(Records about charts and figures)
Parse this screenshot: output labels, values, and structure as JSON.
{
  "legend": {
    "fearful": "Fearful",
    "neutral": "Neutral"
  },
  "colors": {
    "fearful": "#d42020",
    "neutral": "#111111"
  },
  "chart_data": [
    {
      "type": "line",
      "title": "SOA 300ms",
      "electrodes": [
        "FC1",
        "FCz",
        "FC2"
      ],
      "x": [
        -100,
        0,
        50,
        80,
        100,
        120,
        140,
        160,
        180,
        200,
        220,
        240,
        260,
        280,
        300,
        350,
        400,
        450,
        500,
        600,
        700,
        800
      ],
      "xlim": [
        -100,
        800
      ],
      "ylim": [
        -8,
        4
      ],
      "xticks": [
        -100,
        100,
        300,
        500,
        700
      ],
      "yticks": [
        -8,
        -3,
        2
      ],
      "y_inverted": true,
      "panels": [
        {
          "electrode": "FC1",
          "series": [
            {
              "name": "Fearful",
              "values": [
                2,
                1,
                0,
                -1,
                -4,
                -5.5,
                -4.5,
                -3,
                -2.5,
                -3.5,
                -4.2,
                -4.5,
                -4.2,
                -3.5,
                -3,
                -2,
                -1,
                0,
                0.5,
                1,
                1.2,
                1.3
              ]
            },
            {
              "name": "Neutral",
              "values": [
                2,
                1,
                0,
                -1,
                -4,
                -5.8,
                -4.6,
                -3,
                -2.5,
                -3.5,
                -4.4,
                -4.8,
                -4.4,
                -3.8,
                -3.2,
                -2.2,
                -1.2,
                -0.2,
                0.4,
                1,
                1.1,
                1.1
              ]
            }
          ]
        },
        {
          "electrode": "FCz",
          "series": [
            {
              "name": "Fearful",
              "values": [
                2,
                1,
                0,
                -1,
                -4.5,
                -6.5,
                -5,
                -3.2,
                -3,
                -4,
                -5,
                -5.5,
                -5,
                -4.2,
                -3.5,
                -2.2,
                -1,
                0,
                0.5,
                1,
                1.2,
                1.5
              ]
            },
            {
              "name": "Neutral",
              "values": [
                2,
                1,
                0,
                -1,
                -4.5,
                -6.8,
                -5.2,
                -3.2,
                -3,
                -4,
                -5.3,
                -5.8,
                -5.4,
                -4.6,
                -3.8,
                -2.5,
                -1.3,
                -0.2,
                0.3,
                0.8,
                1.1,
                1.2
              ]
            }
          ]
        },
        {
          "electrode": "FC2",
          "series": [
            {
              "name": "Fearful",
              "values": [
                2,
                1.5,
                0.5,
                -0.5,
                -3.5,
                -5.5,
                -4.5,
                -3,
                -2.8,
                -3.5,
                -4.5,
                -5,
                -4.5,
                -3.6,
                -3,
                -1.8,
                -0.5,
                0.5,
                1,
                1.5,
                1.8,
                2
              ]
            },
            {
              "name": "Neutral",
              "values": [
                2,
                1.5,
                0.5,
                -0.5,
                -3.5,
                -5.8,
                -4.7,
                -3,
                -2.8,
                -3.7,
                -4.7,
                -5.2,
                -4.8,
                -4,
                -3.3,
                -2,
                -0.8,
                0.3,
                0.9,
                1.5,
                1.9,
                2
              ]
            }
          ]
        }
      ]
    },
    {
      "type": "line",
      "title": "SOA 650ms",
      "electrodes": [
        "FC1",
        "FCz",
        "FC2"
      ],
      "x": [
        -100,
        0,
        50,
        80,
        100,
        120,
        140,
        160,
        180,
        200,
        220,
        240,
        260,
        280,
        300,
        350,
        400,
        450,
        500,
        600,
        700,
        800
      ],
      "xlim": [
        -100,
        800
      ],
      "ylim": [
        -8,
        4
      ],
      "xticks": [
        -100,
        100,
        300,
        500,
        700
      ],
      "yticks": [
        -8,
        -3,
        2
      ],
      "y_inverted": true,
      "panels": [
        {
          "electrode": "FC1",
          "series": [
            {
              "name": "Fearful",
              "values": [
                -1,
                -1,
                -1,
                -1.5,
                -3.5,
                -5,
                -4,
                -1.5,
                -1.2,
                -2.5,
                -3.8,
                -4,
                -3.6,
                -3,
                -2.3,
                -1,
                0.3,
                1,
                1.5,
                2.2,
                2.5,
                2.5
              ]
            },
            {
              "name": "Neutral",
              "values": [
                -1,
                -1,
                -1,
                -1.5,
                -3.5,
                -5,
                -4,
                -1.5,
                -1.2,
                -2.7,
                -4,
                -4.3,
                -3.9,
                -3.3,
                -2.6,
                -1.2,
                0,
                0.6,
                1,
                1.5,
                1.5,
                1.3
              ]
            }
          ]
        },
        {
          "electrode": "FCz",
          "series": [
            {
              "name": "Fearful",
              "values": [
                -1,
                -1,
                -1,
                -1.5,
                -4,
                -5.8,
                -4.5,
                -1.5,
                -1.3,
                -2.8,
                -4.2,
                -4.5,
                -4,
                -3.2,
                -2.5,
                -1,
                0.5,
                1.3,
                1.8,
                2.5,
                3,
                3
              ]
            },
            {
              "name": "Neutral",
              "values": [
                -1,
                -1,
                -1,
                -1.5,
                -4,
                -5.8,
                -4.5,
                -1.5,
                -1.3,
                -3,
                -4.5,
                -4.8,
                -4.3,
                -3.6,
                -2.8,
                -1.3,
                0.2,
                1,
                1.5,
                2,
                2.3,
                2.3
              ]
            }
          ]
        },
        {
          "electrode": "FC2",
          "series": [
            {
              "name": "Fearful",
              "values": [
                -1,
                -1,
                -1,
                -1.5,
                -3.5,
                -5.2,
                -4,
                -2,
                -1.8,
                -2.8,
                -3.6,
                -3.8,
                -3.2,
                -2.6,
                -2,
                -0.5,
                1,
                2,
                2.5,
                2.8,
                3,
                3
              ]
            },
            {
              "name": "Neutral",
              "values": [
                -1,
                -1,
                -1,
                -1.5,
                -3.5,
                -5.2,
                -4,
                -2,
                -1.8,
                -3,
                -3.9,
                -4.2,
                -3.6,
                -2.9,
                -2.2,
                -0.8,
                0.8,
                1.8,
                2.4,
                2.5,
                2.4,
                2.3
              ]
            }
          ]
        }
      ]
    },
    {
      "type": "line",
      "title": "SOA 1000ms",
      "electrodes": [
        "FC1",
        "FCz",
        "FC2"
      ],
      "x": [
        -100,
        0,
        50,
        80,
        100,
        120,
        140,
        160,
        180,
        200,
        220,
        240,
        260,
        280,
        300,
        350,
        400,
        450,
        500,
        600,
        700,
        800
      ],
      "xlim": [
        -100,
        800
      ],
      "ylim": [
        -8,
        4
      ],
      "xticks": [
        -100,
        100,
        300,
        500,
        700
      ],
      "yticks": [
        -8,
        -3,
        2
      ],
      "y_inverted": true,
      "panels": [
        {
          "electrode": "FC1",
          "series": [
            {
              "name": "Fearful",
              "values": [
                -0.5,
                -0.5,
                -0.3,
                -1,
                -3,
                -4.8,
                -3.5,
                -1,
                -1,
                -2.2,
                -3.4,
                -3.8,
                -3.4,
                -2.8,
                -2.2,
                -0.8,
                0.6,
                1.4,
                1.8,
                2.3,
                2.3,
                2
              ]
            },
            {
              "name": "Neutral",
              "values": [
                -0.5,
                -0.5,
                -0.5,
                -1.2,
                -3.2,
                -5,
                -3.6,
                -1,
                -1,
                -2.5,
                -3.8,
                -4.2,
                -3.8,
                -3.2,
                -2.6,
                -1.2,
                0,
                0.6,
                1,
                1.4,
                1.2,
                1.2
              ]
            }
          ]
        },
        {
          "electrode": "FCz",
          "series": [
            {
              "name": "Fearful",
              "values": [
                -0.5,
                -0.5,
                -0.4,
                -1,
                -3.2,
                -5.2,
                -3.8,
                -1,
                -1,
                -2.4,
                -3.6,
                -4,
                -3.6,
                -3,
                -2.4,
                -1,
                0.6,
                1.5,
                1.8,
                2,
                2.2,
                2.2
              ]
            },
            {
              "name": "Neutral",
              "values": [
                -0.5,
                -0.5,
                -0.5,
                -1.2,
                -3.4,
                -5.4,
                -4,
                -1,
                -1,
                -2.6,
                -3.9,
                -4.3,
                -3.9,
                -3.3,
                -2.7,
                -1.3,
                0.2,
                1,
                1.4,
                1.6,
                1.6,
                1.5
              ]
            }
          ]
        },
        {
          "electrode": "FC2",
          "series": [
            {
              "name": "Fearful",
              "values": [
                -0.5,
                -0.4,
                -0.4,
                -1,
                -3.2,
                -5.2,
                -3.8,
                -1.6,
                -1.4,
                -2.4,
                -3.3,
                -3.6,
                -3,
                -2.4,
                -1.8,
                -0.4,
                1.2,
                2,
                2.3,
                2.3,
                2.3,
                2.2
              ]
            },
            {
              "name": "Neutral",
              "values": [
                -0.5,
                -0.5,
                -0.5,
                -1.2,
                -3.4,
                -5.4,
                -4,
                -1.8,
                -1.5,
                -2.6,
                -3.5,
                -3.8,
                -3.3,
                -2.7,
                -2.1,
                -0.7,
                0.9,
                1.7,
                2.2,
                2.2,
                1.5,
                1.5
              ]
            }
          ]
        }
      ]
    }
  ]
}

**Problem to work on**
Show every line from the listing above in which the string "title" appears.

**Right answer**
      "title": "SOA 300ms",
      "title": "SOA 650ms",
      "title": "SOA 1000ms",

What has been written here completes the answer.